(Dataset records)

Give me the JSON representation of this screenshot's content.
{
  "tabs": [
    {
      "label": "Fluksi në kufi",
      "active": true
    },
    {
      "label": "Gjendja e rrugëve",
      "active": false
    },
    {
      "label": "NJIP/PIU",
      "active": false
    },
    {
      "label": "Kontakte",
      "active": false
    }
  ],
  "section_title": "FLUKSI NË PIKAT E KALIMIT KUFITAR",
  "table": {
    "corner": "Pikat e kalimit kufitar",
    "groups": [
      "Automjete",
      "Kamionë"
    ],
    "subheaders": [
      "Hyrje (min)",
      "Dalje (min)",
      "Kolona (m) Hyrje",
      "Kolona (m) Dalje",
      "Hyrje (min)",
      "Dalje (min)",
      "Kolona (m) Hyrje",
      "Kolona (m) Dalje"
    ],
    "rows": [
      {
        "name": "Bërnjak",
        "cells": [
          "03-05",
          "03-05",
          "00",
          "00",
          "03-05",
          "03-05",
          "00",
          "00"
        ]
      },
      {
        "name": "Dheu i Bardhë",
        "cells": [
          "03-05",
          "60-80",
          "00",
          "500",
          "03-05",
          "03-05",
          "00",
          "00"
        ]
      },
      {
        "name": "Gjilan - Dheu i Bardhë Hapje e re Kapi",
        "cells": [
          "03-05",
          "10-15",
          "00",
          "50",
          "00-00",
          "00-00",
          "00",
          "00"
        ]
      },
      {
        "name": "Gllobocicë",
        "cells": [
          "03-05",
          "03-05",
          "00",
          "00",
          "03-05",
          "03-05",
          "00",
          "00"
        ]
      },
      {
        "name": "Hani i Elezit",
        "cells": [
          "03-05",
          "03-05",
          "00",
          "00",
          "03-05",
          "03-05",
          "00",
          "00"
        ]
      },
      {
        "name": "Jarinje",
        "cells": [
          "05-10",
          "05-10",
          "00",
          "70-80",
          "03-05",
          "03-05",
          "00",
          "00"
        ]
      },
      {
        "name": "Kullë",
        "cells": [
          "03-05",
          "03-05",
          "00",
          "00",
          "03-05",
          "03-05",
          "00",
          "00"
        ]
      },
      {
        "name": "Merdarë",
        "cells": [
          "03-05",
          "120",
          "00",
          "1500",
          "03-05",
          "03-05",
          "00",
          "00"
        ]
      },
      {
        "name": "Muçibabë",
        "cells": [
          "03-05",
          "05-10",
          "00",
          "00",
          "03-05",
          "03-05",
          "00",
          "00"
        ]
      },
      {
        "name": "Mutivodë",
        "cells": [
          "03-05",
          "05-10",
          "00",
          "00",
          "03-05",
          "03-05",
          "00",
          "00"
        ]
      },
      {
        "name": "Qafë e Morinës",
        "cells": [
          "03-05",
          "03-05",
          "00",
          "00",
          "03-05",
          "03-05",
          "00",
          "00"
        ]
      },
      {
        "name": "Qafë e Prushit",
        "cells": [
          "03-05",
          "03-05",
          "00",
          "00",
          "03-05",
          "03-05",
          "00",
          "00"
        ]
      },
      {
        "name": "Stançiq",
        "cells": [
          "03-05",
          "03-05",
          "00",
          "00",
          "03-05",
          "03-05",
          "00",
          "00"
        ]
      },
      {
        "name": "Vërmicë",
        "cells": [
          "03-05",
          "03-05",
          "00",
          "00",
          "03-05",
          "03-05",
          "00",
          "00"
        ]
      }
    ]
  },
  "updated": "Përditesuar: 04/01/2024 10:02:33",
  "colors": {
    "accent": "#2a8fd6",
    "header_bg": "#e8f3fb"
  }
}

What is expected: Pick out the lines containing the word "Kolona" and show them.

Written reply:
      "Kolona (m) Hyrje",
      "Kolona (m) Dalje",
      "Kolona (m) Hyrje",
      "Kolona (m) Dalje"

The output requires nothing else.